━━ MATERIAL FOR THE TASK

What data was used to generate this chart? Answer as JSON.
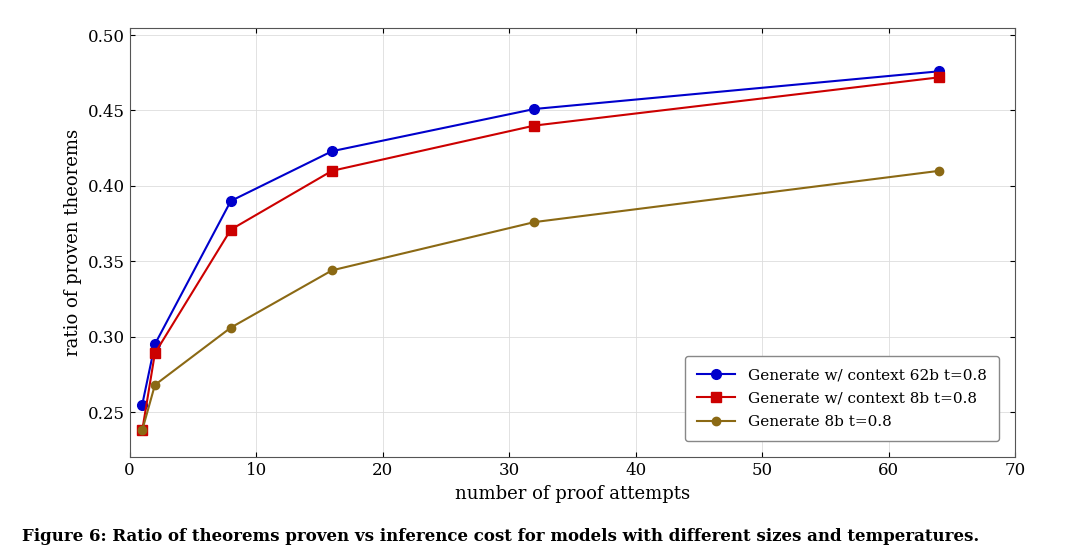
{
  "series": [
    {
      "label": "Generate w/ context 62b t=0.8",
      "color": "#0000cc",
      "marker": "o",
      "markersize": 7,
      "linewidth": 1.5,
      "x": [
        1,
        2,
        8,
        16,
        32,
        64
      ],
      "y": [
        0.255,
        0.295,
        0.39,
        0.423,
        0.451,
        0.476
      ]
    },
    {
      "label": "Generate w/ context 8b t=0.8",
      "color": "#cc0000",
      "marker": "s",
      "markersize": 7,
      "linewidth": 1.5,
      "x": [
        1,
        2,
        8,
        16,
        32,
        64
      ],
      "y": [
        0.238,
        0.289,
        0.371,
        0.41,
        0.44,
        0.472
      ]
    },
    {
      "label": "Generate 8b t=0.8",
      "color": "#8B6914",
      "marker": "o",
      "markersize": 6,
      "linewidth": 1.5,
      "x": [
        1,
        2,
        8,
        16,
        32,
        64
      ],
      "y": [
        0.238,
        0.268,
        0.306,
        0.344,
        0.376,
        0.41
      ]
    }
  ],
  "xlabel": "number of proof attempts",
  "ylabel": "ratio of proven theorems",
  "xlim": [
    0,
    70
  ],
  "ylim": [
    0.22,
    0.505
  ],
  "xticks": [
    0,
    10,
    20,
    30,
    40,
    50,
    60,
    70
  ],
  "yticks": [
    0.25,
    0.3,
    0.35,
    0.4,
    0.45,
    0.5
  ],
  "caption": "Figure 6: Ratio of theorems proven vs inference cost for models with different sizes and temperatures.",
  "background_color": "#ffffff",
  "figsize": [
    10.8,
    5.51
  ],
  "dpi": 100
}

━━━━

▸ GOAL: Report the number of lines above that contain the word "theorems", and only that number.

▸ OUTPUT OF THE EXERCISE: 2